_Aim of the exercise_
Identify the lines holding "this" and copy them.

## Begin Data extract

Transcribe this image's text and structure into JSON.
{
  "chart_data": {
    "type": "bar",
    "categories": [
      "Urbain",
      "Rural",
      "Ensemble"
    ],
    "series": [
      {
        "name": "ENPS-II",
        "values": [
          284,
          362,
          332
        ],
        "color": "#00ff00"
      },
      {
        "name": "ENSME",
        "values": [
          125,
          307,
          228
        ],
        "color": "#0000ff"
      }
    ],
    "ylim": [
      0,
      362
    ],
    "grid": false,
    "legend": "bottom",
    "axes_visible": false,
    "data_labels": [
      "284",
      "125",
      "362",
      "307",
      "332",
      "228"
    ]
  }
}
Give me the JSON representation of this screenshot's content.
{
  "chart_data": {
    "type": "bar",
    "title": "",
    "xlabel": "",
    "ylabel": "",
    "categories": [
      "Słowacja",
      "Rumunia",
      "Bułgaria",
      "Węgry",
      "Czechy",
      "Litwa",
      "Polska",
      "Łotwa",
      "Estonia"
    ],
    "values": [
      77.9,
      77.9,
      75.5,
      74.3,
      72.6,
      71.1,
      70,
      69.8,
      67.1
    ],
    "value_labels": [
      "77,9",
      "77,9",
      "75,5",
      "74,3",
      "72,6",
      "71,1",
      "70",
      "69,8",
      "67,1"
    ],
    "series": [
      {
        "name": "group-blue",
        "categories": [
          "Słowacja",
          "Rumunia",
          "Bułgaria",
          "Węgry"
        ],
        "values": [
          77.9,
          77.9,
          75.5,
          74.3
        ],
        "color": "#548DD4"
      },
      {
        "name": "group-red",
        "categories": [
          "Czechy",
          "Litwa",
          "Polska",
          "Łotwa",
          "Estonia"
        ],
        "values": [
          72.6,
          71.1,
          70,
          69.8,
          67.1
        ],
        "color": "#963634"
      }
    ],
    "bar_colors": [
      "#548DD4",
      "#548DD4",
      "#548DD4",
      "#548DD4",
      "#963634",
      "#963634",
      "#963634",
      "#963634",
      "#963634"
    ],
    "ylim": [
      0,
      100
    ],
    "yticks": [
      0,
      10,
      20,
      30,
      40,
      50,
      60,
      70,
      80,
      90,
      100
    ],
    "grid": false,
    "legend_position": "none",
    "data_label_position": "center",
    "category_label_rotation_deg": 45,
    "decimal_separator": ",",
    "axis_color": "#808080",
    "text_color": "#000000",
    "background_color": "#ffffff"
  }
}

## End Data extract

_Output of the task_
Transcribe this image's text and structure into JSON.
Give me the JSON representation of this screenshot's content.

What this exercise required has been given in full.